= GIVEN REQUEST =
In the rows below, turn the lines from the line with "Point xyxy=(132,157,142,162)" up to and including the line with "Point xyxy=(303,173,314,178)" into a JSON list of strings, one string per line, leaving out blank lines.

= DATA RECORDS =
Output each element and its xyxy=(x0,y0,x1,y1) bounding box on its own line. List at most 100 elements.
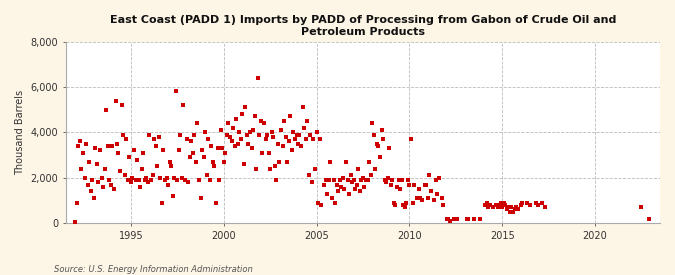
Point xyxy=(132,157,142,162)
Point xyxy=(218,160,229,164)
Point xyxy=(260,137,271,141)
Point xyxy=(299,126,310,130)
Point xyxy=(155,175,165,180)
Point xyxy=(342,178,353,182)
Point xyxy=(76,166,87,171)
Point xyxy=(93,180,104,185)
Point xyxy=(134,178,144,182)
Point xyxy=(284,139,294,144)
Point xyxy=(509,207,520,212)
Point xyxy=(240,105,251,109)
Point xyxy=(375,155,385,160)
Point xyxy=(227,126,238,130)
Point xyxy=(203,137,214,141)
Point xyxy=(437,196,448,200)
Point xyxy=(92,162,103,166)
Title: East Coast (PADD 1) Imports by PADD of Processing from Gabon of Crude Oil and
Pe: East Coast (PADD 1) Imports by PADD of P… xyxy=(110,15,616,37)
Point xyxy=(338,175,348,180)
Point xyxy=(406,137,416,141)
Point xyxy=(217,146,227,150)
Point xyxy=(70,220,80,224)
Point xyxy=(308,137,319,141)
Point xyxy=(426,189,437,194)
Point xyxy=(146,178,157,182)
Point xyxy=(245,130,256,134)
Point xyxy=(268,135,279,139)
Point xyxy=(180,178,190,182)
Point xyxy=(135,185,146,189)
Point xyxy=(303,173,314,178)
Point xyxy=(221,132,232,137)
Point xyxy=(432,191,443,196)
Point xyxy=(329,200,340,205)
Point xyxy=(443,216,454,221)
Point xyxy=(350,187,360,191)
Point xyxy=(231,117,242,121)
Point xyxy=(82,182,93,187)
Point xyxy=(347,180,358,185)
Point xyxy=(208,160,219,164)
Point xyxy=(121,137,132,141)
Point xyxy=(271,178,281,182)
Point xyxy=(500,203,511,207)
Point xyxy=(238,162,249,166)
Point xyxy=(319,182,330,187)
Point xyxy=(481,200,492,205)
Point xyxy=(211,200,221,205)
Point xyxy=(636,205,647,210)
Point xyxy=(288,130,299,134)
Point xyxy=(331,182,342,187)
Text: Source: U.S. Energy Information Administration: Source: U.S. Energy Information Administ… xyxy=(54,265,252,274)
Point xyxy=(297,105,308,109)
Point xyxy=(424,173,435,178)
Point xyxy=(157,200,167,205)
Point xyxy=(205,178,215,182)
Point xyxy=(105,182,116,187)
Point xyxy=(370,166,381,171)
Point xyxy=(243,141,254,146)
Point xyxy=(480,203,491,207)
Point xyxy=(379,178,390,182)
Point xyxy=(173,148,184,153)
Point xyxy=(495,200,506,205)
Point xyxy=(475,216,486,221)
Point xyxy=(438,203,449,207)
Point xyxy=(248,128,259,132)
Point xyxy=(365,173,376,178)
Point xyxy=(511,205,522,210)
Point xyxy=(334,178,345,182)
Point xyxy=(78,150,88,155)
Point xyxy=(144,132,155,137)
Point xyxy=(148,137,159,141)
Point xyxy=(98,185,109,189)
Point xyxy=(269,164,280,169)
Point xyxy=(463,216,474,221)
Point xyxy=(254,132,265,137)
Point xyxy=(384,146,395,150)
Point xyxy=(190,160,201,164)
Point xyxy=(516,203,526,207)
Point xyxy=(364,160,375,164)
Point xyxy=(359,185,370,189)
Point xyxy=(336,185,347,189)
Point xyxy=(242,132,252,137)
Point xyxy=(184,155,195,160)
Point xyxy=(95,148,105,153)
Point xyxy=(181,137,192,141)
Point xyxy=(352,182,362,187)
Point xyxy=(537,200,548,205)
Point xyxy=(321,178,331,182)
Point xyxy=(274,160,285,164)
Point xyxy=(103,144,113,148)
Point xyxy=(367,121,377,125)
Point xyxy=(177,175,188,180)
Point xyxy=(277,144,288,148)
Point xyxy=(265,166,275,171)
Point xyxy=(80,141,91,146)
Point xyxy=(396,178,407,182)
Point xyxy=(138,150,148,155)
Point xyxy=(313,200,323,205)
Point xyxy=(88,196,99,200)
Point xyxy=(302,119,313,123)
Point xyxy=(214,178,225,182)
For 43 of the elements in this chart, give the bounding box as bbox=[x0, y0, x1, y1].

= TASK RESPONSE =
[
  "Point xyxy=(132,157,142,162)",
  "Point xyxy=(218,160,229,164)",
  "Point xyxy=(260,137,271,141)",
  "Point xyxy=(299,126,310,130)",
  "Point xyxy=(155,175,165,180)",
  "Point xyxy=(342,178,353,182)",
  "Point xyxy=(76,166,87,171)",
  "Point xyxy=(93,180,104,185)",
  "Point xyxy=(134,178,144,182)",
  "Point xyxy=(284,139,294,144)",
  "Point xyxy=(509,207,520,212)",
  "Point xyxy=(240,105,251,109)",
  "Point xyxy=(375,155,385,160)",
  "Point xyxy=(227,126,238,130)",
  "Point xyxy=(203,137,214,141)",
  "Point xyxy=(437,196,448,200)",
  "Point xyxy=(92,162,103,166)",
  "Title: East Coast (PADD 1) Imports by PADD of Processing from Gabon of Crude Oil and",
  "Pe: East Coast (PADD 1) Imports by PADD of P… xyxy=(110,15,616,37)",
  "Point xyxy=(338,175,348,180)",
  "Point xyxy=(406,137,416,141)",
  "Point xyxy=(217,146,227,150)",
  "Point xyxy=(70,220,80,224)",
  "Point xyxy=(308,137,319,141)",
  "Point xyxy=(426,189,437,194)",
  "Point xyxy=(146,178,157,182)",
  "Point xyxy=(245,130,256,134)",
  "Point xyxy=(268,135,279,139)",
  "Point xyxy=(180,178,190,182)",
  "Point xyxy=(135,185,146,189)",
  "Point xyxy=(303,173,314,178)"
]